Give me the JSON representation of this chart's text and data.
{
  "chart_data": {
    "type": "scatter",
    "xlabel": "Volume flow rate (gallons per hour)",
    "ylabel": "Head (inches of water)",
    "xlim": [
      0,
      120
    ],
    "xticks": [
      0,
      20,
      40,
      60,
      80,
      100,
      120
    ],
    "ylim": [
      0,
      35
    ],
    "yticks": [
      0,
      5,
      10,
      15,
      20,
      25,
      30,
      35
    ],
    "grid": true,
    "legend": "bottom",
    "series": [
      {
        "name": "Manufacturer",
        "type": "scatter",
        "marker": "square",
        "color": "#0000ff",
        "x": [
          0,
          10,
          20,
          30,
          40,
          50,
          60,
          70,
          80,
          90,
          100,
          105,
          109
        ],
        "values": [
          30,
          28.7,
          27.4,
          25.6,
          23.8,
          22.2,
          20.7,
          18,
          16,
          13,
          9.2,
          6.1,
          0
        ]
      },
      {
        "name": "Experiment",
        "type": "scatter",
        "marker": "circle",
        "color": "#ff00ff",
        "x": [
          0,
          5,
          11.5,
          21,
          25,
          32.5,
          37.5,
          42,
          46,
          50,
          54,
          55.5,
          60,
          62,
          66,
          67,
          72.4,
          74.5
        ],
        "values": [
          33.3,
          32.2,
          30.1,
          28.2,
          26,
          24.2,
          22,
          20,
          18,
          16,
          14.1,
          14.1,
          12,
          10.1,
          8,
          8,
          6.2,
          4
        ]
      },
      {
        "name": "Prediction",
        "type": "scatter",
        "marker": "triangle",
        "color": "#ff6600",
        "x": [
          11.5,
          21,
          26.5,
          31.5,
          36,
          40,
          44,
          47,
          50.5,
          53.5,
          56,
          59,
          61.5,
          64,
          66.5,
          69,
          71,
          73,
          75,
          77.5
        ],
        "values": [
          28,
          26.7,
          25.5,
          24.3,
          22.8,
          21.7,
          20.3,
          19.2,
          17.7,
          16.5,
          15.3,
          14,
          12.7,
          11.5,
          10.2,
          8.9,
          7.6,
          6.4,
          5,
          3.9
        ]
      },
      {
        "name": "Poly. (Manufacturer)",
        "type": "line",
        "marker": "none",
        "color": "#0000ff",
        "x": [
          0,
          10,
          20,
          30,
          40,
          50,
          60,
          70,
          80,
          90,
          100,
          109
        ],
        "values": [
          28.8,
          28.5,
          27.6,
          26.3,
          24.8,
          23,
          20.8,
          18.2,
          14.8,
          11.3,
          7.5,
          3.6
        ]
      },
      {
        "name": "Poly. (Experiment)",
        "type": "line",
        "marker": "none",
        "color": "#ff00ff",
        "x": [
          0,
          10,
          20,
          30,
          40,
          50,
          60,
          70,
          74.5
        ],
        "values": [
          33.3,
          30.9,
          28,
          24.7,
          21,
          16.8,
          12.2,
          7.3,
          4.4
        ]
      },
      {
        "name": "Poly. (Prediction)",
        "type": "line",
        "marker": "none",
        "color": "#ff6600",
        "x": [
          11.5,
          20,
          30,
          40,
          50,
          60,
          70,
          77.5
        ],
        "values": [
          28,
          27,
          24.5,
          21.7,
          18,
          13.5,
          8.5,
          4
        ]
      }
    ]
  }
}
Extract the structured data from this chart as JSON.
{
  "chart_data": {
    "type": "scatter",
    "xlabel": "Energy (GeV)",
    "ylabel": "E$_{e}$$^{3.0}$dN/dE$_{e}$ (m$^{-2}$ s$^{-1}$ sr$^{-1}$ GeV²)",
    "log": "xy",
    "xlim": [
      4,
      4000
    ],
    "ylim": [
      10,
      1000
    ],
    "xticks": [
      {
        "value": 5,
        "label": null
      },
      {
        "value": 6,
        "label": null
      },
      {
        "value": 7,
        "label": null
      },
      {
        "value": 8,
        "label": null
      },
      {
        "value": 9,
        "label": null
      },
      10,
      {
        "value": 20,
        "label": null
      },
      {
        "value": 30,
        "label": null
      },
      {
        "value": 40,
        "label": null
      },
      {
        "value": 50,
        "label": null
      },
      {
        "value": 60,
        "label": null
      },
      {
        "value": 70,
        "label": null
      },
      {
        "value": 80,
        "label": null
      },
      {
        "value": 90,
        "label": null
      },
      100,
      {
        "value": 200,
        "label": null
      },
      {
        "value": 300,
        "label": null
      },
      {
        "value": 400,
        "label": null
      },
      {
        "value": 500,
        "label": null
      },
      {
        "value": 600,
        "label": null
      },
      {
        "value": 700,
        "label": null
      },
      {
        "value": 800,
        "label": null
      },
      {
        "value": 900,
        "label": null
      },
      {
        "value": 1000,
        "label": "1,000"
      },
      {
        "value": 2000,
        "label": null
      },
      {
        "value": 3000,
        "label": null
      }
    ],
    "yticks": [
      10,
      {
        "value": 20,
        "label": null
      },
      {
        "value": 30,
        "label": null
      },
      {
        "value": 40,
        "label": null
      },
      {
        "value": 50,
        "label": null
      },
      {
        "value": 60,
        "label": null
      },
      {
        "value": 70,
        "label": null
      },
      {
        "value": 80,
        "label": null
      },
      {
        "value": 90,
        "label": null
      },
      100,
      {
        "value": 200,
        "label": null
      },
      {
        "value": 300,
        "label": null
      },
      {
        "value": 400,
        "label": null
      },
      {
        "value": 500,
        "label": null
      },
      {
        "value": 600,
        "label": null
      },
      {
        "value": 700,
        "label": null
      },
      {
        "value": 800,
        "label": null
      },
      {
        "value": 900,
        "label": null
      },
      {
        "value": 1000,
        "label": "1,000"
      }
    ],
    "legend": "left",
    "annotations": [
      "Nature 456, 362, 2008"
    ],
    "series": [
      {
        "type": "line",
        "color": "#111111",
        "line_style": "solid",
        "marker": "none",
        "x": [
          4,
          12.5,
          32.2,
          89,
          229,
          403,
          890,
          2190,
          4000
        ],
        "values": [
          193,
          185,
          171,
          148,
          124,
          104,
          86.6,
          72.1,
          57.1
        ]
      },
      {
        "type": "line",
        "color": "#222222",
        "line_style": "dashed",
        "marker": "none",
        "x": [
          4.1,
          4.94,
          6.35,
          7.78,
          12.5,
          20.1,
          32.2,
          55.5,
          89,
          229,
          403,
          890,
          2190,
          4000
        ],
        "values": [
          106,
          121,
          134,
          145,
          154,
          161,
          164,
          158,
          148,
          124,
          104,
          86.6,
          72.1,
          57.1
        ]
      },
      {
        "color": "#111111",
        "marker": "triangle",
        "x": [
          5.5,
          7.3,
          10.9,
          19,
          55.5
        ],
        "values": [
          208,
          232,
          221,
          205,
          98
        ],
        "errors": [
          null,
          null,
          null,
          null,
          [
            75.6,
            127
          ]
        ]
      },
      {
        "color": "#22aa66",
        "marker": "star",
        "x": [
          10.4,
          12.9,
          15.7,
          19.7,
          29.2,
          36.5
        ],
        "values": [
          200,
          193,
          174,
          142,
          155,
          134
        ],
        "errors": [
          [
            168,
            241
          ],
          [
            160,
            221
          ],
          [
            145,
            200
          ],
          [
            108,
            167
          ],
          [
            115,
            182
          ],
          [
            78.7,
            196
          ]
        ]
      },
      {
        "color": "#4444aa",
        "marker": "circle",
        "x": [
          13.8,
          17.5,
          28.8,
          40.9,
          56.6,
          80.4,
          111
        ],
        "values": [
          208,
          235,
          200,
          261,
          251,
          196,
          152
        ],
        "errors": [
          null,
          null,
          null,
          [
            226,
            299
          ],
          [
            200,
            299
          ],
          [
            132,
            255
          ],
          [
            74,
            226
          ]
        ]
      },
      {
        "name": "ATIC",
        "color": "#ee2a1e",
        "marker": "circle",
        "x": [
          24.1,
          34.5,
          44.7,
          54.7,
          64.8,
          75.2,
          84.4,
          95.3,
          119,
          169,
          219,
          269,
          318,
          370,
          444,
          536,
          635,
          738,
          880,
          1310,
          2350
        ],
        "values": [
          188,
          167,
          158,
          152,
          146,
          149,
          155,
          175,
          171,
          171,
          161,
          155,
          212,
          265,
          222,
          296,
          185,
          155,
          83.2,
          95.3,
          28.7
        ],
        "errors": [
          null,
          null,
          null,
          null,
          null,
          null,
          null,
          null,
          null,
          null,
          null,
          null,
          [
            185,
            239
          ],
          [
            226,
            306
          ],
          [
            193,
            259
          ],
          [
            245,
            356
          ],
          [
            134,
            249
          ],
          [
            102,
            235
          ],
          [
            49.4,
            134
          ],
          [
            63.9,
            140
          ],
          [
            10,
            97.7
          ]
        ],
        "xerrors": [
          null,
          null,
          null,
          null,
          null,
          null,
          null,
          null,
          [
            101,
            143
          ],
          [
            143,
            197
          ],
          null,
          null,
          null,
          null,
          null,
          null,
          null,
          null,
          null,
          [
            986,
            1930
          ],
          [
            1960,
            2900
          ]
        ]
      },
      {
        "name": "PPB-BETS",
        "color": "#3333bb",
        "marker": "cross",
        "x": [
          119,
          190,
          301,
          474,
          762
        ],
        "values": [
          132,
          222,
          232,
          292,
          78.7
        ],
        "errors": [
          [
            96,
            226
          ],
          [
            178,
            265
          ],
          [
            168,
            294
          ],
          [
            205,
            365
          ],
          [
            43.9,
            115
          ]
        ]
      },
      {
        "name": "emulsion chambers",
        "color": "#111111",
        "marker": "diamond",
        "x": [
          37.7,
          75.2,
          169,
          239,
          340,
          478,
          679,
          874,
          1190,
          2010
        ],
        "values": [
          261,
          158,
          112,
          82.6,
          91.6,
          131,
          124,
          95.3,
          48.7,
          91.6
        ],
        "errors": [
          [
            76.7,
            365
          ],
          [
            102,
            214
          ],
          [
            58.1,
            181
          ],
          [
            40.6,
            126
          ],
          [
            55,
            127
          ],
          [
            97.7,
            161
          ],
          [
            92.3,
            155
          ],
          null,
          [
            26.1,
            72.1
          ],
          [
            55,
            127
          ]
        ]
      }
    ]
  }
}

**DIRECTIVE:** Where a line above holds the string "this", show that line.

**OUTPUT:**
Give me the JSON representation of this chart's text and data.
Extract the structured data from this chart as JSON.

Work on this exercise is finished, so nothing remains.